Given request: Write out every line of the material as it stands, apart from the pictures.

** START OF Listing **

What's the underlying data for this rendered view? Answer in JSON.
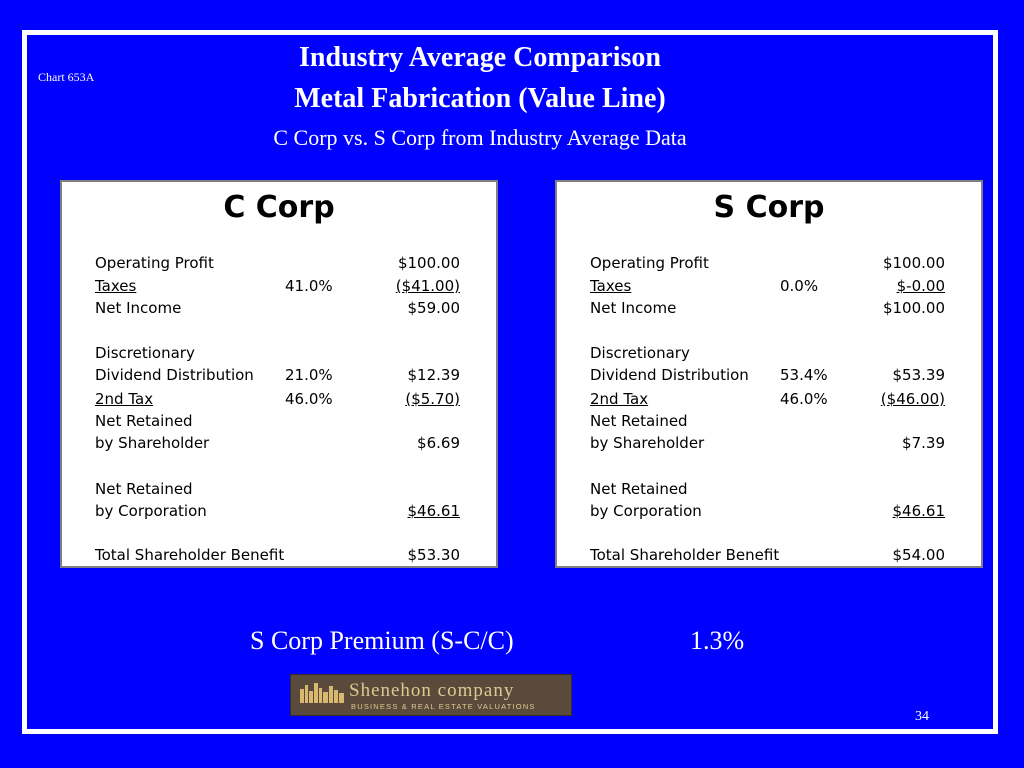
{
  "chart_id": "Chart 653A",
  "title_line1": "Industry Average Comparison",
  "title_line2": "Metal Fabrication (Value Line)",
  "subtitle": "C Corp vs. S Corp from Industry Average Data",
  "c_corp": {
    "heading": "C Corp",
    "rows": [
      {
        "label": "Operating Profit",
        "pct": "",
        "amount": "$100.00"
      },
      {
        "label": "Taxes",
        "pct": "41.0%",
        "amount": "($41.00)"
      },
      {
        "label": "Net Income",
        "pct": "",
        "amount": "$59.00"
      },
      {
        "label": "Discretionary",
        "pct": "",
        "amount": ""
      },
      {
        "label": "Dividend Distribution",
        "pct": "21.0%",
        "amount": "$12.39"
      },
      {
        "label": "2nd Tax",
        "pct": "46.0%",
        "amount": "($5.70)"
      },
      {
        "label": "Net Retained",
        "pct": "",
        "amount": ""
      },
      {
        "label": "by Shareholder",
        "pct": "",
        "amount": "$6.69"
      },
      {
        "label": "Net Retained",
        "pct": "",
        "amount": ""
      },
      {
        "label": "by Corporation",
        "pct": "",
        "amount": "$46.61"
      },
      {
        "label": "Total Shareholder Benefit",
        "pct": "",
        "amount": "$53.30"
      }
    ]
  },
  "s_corp": {
    "heading": "S Corp",
    "rows": [
      {
        "label": "Operating Profit",
        "pct": "",
        "amount": "$100.00"
      },
      {
        "label": "Taxes",
        "pct": "0.0%",
        "amount": "$-0.00"
      },
      {
        "label": "Net Income",
        "pct": "",
        "amount": "$100.00"
      },
      {
        "label": "Discretionary",
        "pct": "",
        "amount": ""
      },
      {
        "label": "Dividend Distribution",
        "pct": "53.4%",
        "amount": "$53.39"
      },
      {
        "label": "2nd Tax",
        "pct": "46.0%",
        "amount": "($46.00)"
      },
      {
        "label": "Net Retained",
        "pct": "",
        "amount": ""
      },
      {
        "label": "by Shareholder",
        "pct": "",
        "amount": "$7.39"
      },
      {
        "label": "Net Retained",
        "pct": "",
        "amount": ""
      },
      {
        "label": "by Corporation",
        "pct": "",
        "amount": "$46.61"
      },
      {
        "label": "Total Shareholder Benefit",
        "pct": "",
        "amount": "$54.00"
      }
    ]
  },
  "premium_label": "S Corp Premium (S-C/C)",
  "premium_value": "1.3%",
  "logo": {
    "name": "Shenehon company",
    "tagline": "BUSINESS & REAL ESTATE VALUATIONS"
  },
  "page_number": "34"
}
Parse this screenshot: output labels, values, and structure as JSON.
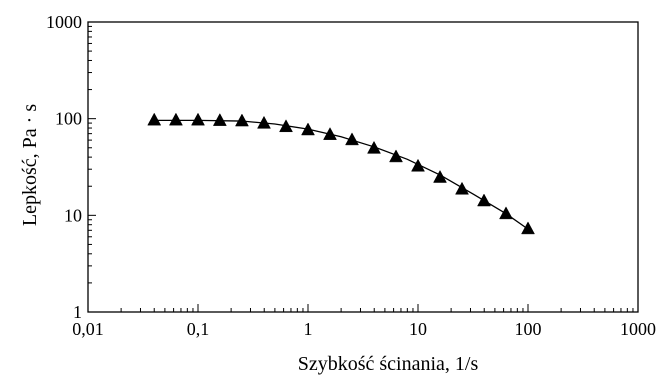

** END OF Listing **

Task answer:
What's the underlying data for this rendered view? Answer in JSON.
{
  "chart_id": "Chart 653A",
  "title_line1": "Industry Average Comparison",
  "title_line2": "Metal Fabrication (Value Line)",
  "subtitle": "C Corp vs. S Corp from Industry Average Data",
  "c_corp": {
    "heading": "C Corp",
    "rows": [
      {
        "label": "Operating Profit",
        "pct": "",
        "amount": "$100.00"
      },
      {
        "label": "Taxes",
        "pct": "41.0%",
        "amount": "($41.00)"
      },
      {
        "label": "Net Income",
        "pct": "",
        "amount": "$59.00"
      },
      {
        "label": "Discretionary",
        "pct": "",
        "amount": ""
      },
      {
        "label": "Dividend Distribution",
        "pct": "21.0%",
        "amount": "$12.39"
      },
      {
        "label": "2nd Tax",
        "pct": "46.0%",
        "amount": "($5.70)"
      },
      {
        "label": "Net Retained",
        "pct": "",
        "amount": ""
      },
      {
        "label": "by Shareholder",
        "pct": "",
        "amount": "$6.69"
      },
      {
        "label": "Net Retained",
        "pct": "",
        "amount": ""
      },
      {
        "label": "by Corporation",
        "pct": "",
        "amount": "$46.61"
      },
      {
        "label": "Total Shareholder Benefit",
        "pct": "",
        "amount": "$53.30"
      }
    ]
  },
  "s_corp": {
    "heading": "S Corp",
    "rows": [
      {
        "label": "Operating Profit",
        "pct": "",
        "amount": "$100.00"
      },
      {
        "label": "Taxes",
        "pct": "0.0%",
        "amount": "$-0.00"
      },
      {
        "label": "Net Income",
        "pct": "",
        "amount": "$100.00"
      },
      {
        "label": "Discretionary",
        "pct": "",
        "amount": ""
      },
      {
        "label": "Dividend Distribution",
        "pct": "53.4%",
        "amount": "$53.39"
      },
      {
        "label": "2nd Tax",
        "pct": "46.0%",
        "amount": "($46.00)"
      },
      {
        "label": "Net Retained",
        "pct": "",
        "amount": ""
      },
      {
        "label": "by Shareholder",
        "pct": "",
        "amount": "$7.39"
      },
      {
        "label": "Net Retained",
        "pct": "",
        "amount": ""
      },
      {
        "label": "by Corporation",
        "pct": "",
        "amount": "$46.61"
      },
      {
        "label": "Total Shareholder Benefit",
        "pct": "",
        "amount": "$54.00"
      }
    ]
  },
  "premium_label": "S Corp Premium (S-C/C)",
  "premium_value": "1.3%",
  "logo": {
    "name": "Shenehon company",
    "tagline": "BUSINESS & REAL ESTATE VALUATIONS"
  },
  "page_number": "34"
}
Parse this screenshot: output labels, values, and structure as JSON.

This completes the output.